# [Requirements]
Using the material below, copy every line where "What" appears.

(Records contained in a dataset)
------------------------
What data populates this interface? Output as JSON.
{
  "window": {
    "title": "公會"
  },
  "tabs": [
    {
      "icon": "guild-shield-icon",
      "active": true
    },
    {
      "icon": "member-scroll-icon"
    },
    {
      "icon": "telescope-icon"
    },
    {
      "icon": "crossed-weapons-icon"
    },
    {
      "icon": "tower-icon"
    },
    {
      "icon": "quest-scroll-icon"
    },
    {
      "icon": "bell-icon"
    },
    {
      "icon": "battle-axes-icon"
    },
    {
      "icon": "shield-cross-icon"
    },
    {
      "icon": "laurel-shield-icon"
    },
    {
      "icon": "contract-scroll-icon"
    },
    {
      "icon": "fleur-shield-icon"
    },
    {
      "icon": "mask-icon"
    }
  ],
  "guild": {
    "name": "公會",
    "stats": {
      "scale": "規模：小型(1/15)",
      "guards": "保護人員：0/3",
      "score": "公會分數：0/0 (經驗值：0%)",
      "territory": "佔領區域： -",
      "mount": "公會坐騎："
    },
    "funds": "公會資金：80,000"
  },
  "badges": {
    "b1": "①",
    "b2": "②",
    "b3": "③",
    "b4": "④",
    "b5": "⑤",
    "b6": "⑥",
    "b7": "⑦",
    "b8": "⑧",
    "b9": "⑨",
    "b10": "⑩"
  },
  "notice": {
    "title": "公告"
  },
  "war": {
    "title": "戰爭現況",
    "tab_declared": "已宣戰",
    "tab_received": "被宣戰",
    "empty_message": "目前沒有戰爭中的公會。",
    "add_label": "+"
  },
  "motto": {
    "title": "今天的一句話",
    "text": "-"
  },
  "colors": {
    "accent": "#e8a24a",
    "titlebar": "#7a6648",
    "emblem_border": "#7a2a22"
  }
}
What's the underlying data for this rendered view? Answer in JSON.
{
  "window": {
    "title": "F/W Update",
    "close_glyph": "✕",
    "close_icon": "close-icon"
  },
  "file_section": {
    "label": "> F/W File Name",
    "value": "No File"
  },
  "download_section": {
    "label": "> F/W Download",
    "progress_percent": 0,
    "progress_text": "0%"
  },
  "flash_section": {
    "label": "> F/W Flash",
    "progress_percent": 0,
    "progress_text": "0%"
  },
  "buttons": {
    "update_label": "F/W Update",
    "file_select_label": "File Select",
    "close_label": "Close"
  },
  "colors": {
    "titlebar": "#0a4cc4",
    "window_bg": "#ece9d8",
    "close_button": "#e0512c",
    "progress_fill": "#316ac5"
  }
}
------------------------
# [Result below]
What data populates this interface? Output as JSON.
What's the underlying data for this rendered view? Answer in JSON.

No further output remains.